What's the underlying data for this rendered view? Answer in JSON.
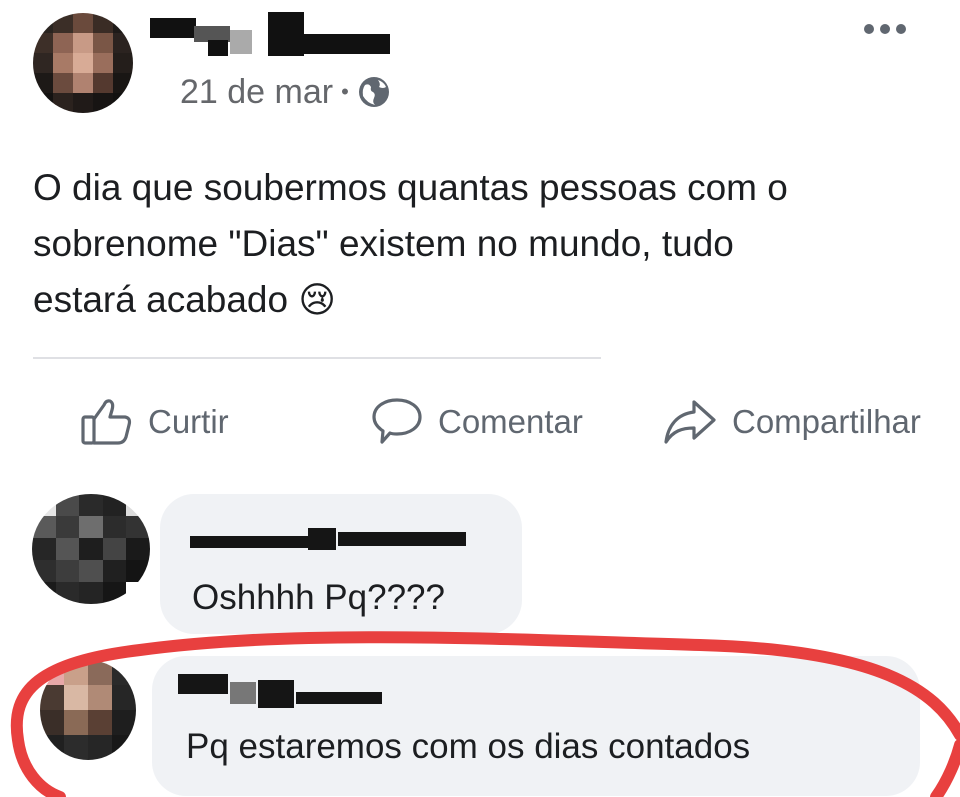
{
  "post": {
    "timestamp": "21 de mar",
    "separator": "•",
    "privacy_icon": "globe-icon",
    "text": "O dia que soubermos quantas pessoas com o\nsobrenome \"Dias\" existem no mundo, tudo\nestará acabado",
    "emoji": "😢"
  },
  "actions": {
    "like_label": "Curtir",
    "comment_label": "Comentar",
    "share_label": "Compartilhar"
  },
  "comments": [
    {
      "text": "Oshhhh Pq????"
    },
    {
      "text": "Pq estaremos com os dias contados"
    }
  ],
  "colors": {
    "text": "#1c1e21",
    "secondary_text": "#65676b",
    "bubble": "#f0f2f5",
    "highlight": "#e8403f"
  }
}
───
• **Short problem**
Your task is to set down the records shown above exactly, minus any pictures.

• **Exercise solution**
What's the underlying data for this rendered view? Answer in JSON.
{
  "post": {
    "timestamp": "21 de mar",
    "separator": "•",
    "privacy_icon": "globe-icon",
    "text": "O dia que soubermos quantas pessoas com o\nsobrenome \"Dias\" existem no mundo, tudo\nestará acabado",
    "emoji": "😢"
  },
  "actions": {
    "like_label": "Curtir",
    "comment_label": "Comentar",
    "share_label": "Compartilhar"
  },
  "comments": [
    {
      "text": "Oshhhh Pq????"
    },
    {
      "text": "Pq estaremos com os dias contados"
    }
  ],
  "colors": {
    "text": "#1c1e21",
    "secondary_text": "#65676b",
    "bubble": "#f0f2f5",
    "highlight": "#e8403f"
  }
}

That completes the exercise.